Problem details
Update the records below by changing every instance of "bullet-icon" to "bullet-marker" and leaving all other text as it is. Don't include the pictures in your answer.
§ §
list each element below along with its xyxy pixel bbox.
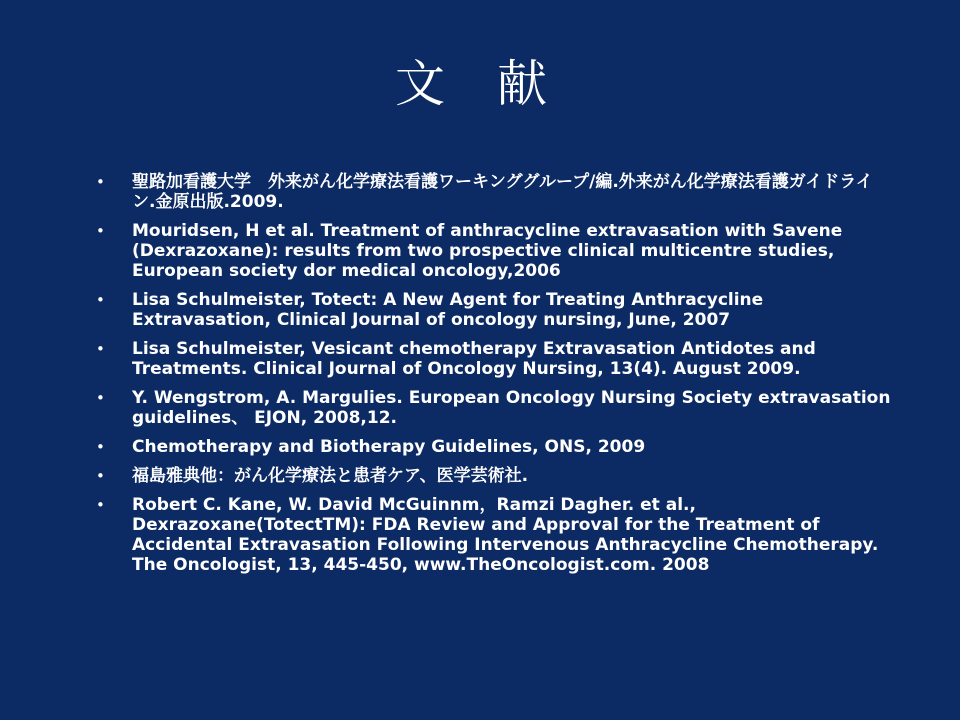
reference-item-1 — [96, 172, 896, 212]
reference-text: Robert C. Kane, W. David McGuinnm，Ramzi Dagher. et al., Dexrazoxane(TotectTM): FDA Review and Approval for the Treatment of Accidental Extravasation Following Intervenous Anthracycline Chemotherapy. The Oncologist, 13, 445-450, www.TheOncologist.com. 2008 — [132, 495, 879, 575]
reference-text: Chemotherapy and Biotherapy Guidelines, ONS, 2009 — [132, 437, 646, 457]
bullet-icon: • — [96, 438, 105, 456]
reference-list — [96, 172, 896, 584]
reference-item-7 — [96, 466, 896, 486]
reference-text: Lisa Schulmeister, Vesicant chemotherapy Extravasation Antidotes and Treatments. Clinical Journal of Oncology Nursing, 13(4). August 2009. — [132, 339, 816, 379]
bullet-icon: • — [96, 340, 105, 358]
bullet-icon: • — [96, 222, 105, 240]
reference-item-8 — [96, 495, 896, 575]
bullet-icon: • — [96, 291, 105, 309]
reference-item-3 — [96, 290, 896, 330]
reference-item-4 — [96, 339, 896, 379]
reference-text: 福島雅典他：がん化学療法と患者ケア、医学芸術社. — [132, 466, 529, 486]
reference-text: 聖路加看護大学 外来がん化学療法看護ワーキンググループ/編.外来がん化学療法看護ガイドライン.金原出版.2009. — [132, 172, 873, 212]
bullet-icon: • — [96, 467, 105, 485]
reference-item-6 — [96, 437, 896, 457]
reference-text: Mouridsen, H et al. Treatment of anthracycline extravasation with Savene (Dexrazoxane): results from two prospective clinical multicentre studies, European society dor medical oncology,2006 — [132, 221, 843, 281]
reference-text: Y. Wengstrom, A. Margulies. European Oncology Nursing Society extravasation guidelines、 EJON, 2008,12. — [132, 388, 891, 428]
reference-item-5 — [96, 388, 896, 428]
bullet-icon: • — [96, 389, 105, 407]
bullet-icon: • — [96, 496, 105, 514]
reference-text: Lisa Schulmeister, Totect: A New Agent for Treating Anthracycline Extravasation, Clinical Journal of oncology nursing, June, 2007 — [132, 290, 764, 330]
bullet-icon: • — [96, 173, 105, 191]
slide-title: 文 献 — [395, 55, 565, 113]
reference-item-2 — [96, 221, 896, 281]
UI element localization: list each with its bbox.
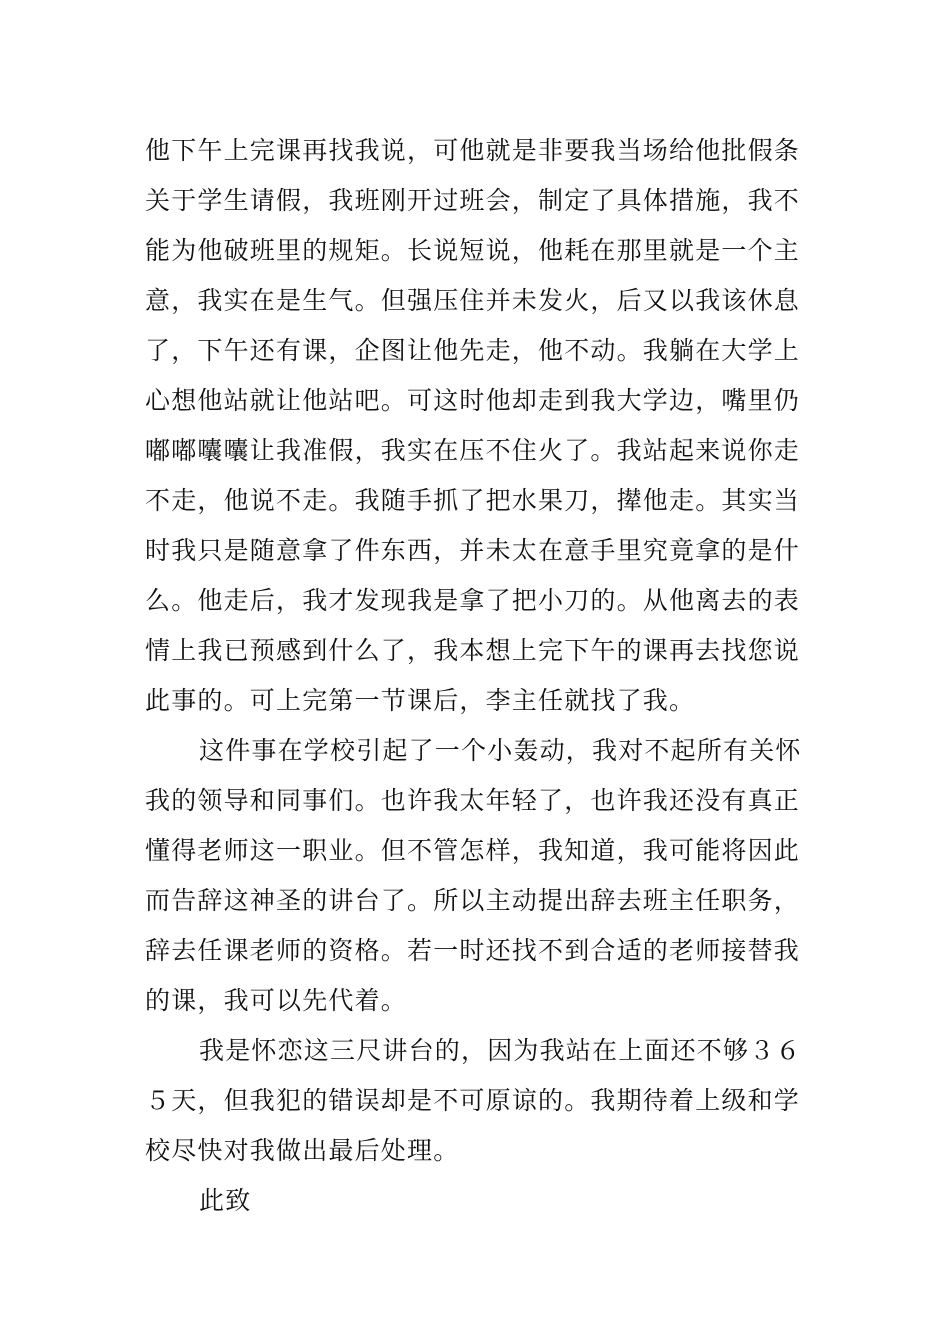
text-line: 情上我已预感到什么了，我本想上完下午的课再去找您说 xyxy=(145,636,801,665)
text-line: 意，我实在是生气。但强压住并未发火，后又以我该休息 xyxy=(145,286,801,315)
text-line: 校尽快对我做出最后处理。 xyxy=(145,1136,460,1165)
text-line: 不走，他说不走。我随手抓了把水果刀，撵他走。其实当 xyxy=(145,486,801,515)
text-line: 时我只是随意拿了件东西，并未太在意手里究竟拿的是什 xyxy=(145,536,801,565)
document-body xyxy=(145,126,825,1226)
text-line: 辞去任课老师的资格。若一时还找不到合适的老师接替我 xyxy=(145,936,801,965)
text-line: 我的领导和同事们。也许我太年轻了，也许我还没有真正 xyxy=(145,786,801,815)
text-line: 嘟嘟囔囔让我准假，我实在压不住火了。我站起来说你走 xyxy=(145,436,801,465)
text-line: 我是怀恋这三尺讲台的，因为我站在上面还不够３６ xyxy=(199,1036,802,1065)
paragraph-2 xyxy=(145,726,825,1026)
text-line: 能为他破班里的规矩。长说短说，他耗在那里就是一个主 xyxy=(145,236,801,265)
text-line: 此事的。可上完第一节课后，李主任就找了我。 xyxy=(145,686,696,715)
paragraph-3 xyxy=(145,1026,825,1176)
text-line: 么。他走后，我才发现我是拿了把小刀的。从他离去的表 xyxy=(145,586,801,615)
text-line: ５天，但我犯的错误却是不可原谅的。我期待着上级和学 xyxy=(145,1086,801,1115)
text-line: 而告辞这神圣的讲台了。所以主动提出辞去班主任职务， xyxy=(145,886,801,915)
paragraph-closing xyxy=(145,1176,825,1226)
text-line: 懂得老师这一职业。但不管怎样，我知道，我可能将因此 xyxy=(145,836,801,865)
text-line: 他下午上完课再找我说，可他就是非要我当场给他批假条 xyxy=(145,136,801,165)
text-line: 的课，我可以先代着。 xyxy=(145,986,408,1015)
text-line: 心想他站就让他站吧。可这时他却走到我大学边，嘴里仍 xyxy=(145,386,801,415)
text-line: 了，下午还有课，企图让他先走，他不动。我躺在大学上 xyxy=(145,336,801,365)
paragraph-1 xyxy=(145,126,825,726)
closing-salutation: 此致 xyxy=(199,1186,252,1215)
text-line: 这件事在学校引起了一个小轰动，我对不起所有关怀 xyxy=(199,736,802,765)
text-line: 关于学生请假，我班刚开过班会，制定了具体措施，我不 xyxy=(145,186,801,215)
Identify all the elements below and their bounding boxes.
§ §
Response below
list each element below along with its xyxy pixel bbox.
reference-item-1 — [96, 172, 896, 212]
reference-text: Robert C. Kane, W. David McGuinnm，Ramzi Dagher. et al., Dexrazoxane(TotectTM): FDA Review and Approval for the Treatment of Accidental Extravasation Following Intervenous Anthracycline Chemotherapy. The Oncologist, 13, 445-450, www.TheOncologist.com. 2008 — [132, 495, 879, 575]
reference-text: Chemotherapy and Biotherapy Guidelines, ONS, 2009 — [132, 437, 646, 457]
bullet-marker: • — [96, 438, 105, 456]
reference-list — [96, 172, 896, 584]
reference-item-7 — [96, 466, 896, 486]
reference-text: Lisa Schulmeister, Vesicant chemotherapy Extravasation Antidotes and Treatments. Clinical Journal of Oncology Nursing, 13(4). August 2009. — [132, 339, 816, 379]
bullet-marker: • — [96, 340, 105, 358]
bullet-marker: • — [96, 222, 105, 240]
reference-item-8 — [96, 495, 896, 575]
bullet-marker: • — [96, 291, 105, 309]
reference-item-3 — [96, 290, 896, 330]
reference-item-4 — [96, 339, 896, 379]
reference-text: 福島雅典他：がん化学療法と患者ケア、医学芸術社. — [132, 466, 529, 486]
reference-text: 聖路加看護大学 外来がん化学療法看護ワーキンググループ/編.外来がん化学療法看護ガイドライン.金原出版.2009. — [132, 172, 873, 212]
bullet-marker: • — [96, 467, 105, 485]
reference-item-6 — [96, 437, 896, 457]
reference-text: Mouridsen, H et al. Treatment of anthracycline extravasation with Savene (Dexrazoxane): results from two prospective clinical multicentre studies, European society dor medical oncology,2006 — [132, 221, 843, 281]
reference-text: Y. Wengstrom, A. Margulies. European Oncology Nursing Society extravasation guidelines、 EJON, 2008,12. — [132, 388, 891, 428]
reference-item-5 — [96, 388, 896, 428]
bullet-marker: • — [96, 389, 105, 407]
bullet-marker: • — [96, 496, 105, 514]
reference-text: Lisa Schulmeister, Totect: A New Agent for Treating Anthracycline Extravasation, Clinical Journal of oncology nursing, June, 2007 — [132, 290, 764, 330]
bullet-marker: • — [96, 173, 105, 191]
slide-title: 文 献 — [395, 55, 565, 113]
reference-item-2 — [96, 221, 896, 281]
UI element localization: list each with its bbox.
text-line: 情上我已预感到什么了，我本想上完下午的课再去找您说 xyxy=(145,636,801,665)
text-line: 意，我实在是生气。但强压住并未发火，后又以我该休息 xyxy=(145,286,801,315)
text-line: 校尽快对我做出最后处理。 xyxy=(145,1136,460,1165)
text-line: 不走，他说不走。我随手抓了把水果刀，撵他走。其实当 xyxy=(145,486,801,515)
text-line: 时我只是随意拿了件东西，并未太在意手里究竟拿的是什 xyxy=(145,536,801,565)
document-body xyxy=(145,126,825,1226)
text-line: 辞去任课老师的资格。若一时还找不到合适的老师接替我 xyxy=(145,936,801,965)
text-line: 我的领导和同事们。也许我太年轻了，也许我还没有真正 xyxy=(145,786,801,815)
text-line: 嘟嘟囔囔让我准假，我实在压不住火了。我站起来说你走 xyxy=(145,436,801,465)
text-line: 我是怀恋这三尺讲台的，因为我站在上面还不够３６ xyxy=(199,1036,802,1065)
paragraph-2 xyxy=(145,726,825,1026)
text-line: 能为他破班里的规矩。长说短说，他耗在那里就是一个主 xyxy=(145,236,801,265)
text-line: 此事的。可上完第一节课后，李主任就找了我。 xyxy=(145,686,696,715)
paragraph-3 xyxy=(145,1026,825,1176)
text-line: 么。他走后，我才发现我是拿了把小刀的。从他离去的表 xyxy=(145,586,801,615)
text-line: ５天，但我犯的错误却是不可原谅的。我期待着上级和学 xyxy=(145,1086,801,1115)
text-line: 而告辞这神圣的讲台了。所以主动提出辞去班主任职务， xyxy=(145,886,801,915)
paragraph-closing xyxy=(145,1176,825,1226)
text-line: 懂得老师这一职业。但不管怎样，我知道，我可能将因此 xyxy=(145,836,801,865)
text-line: 他下午上完课再找我说，可他就是非要我当场给他批假条 xyxy=(145,136,801,165)
text-line: 的课，我可以先代着。 xyxy=(145,986,408,1015)
text-line: 心想他站就让他站吧。可这时他却走到我大学边，嘴里仍 xyxy=(145,386,801,415)
text-line: 了，下午还有课，企图让他先走，他不动。我躺在大学上 xyxy=(145,336,801,365)
paragraph-1 xyxy=(145,126,825,726)
closing-salutation: 此致 xyxy=(199,1186,252,1215)
text-line: 这件事在学校引起了一个小轰动，我对不起所有关怀 xyxy=(199,736,802,765)
text-line: 关于学生请假，我班刚开过班会，制定了具体措施，我不 xyxy=(145,186,801,215)
Identify all the elements below and their bounding boxes.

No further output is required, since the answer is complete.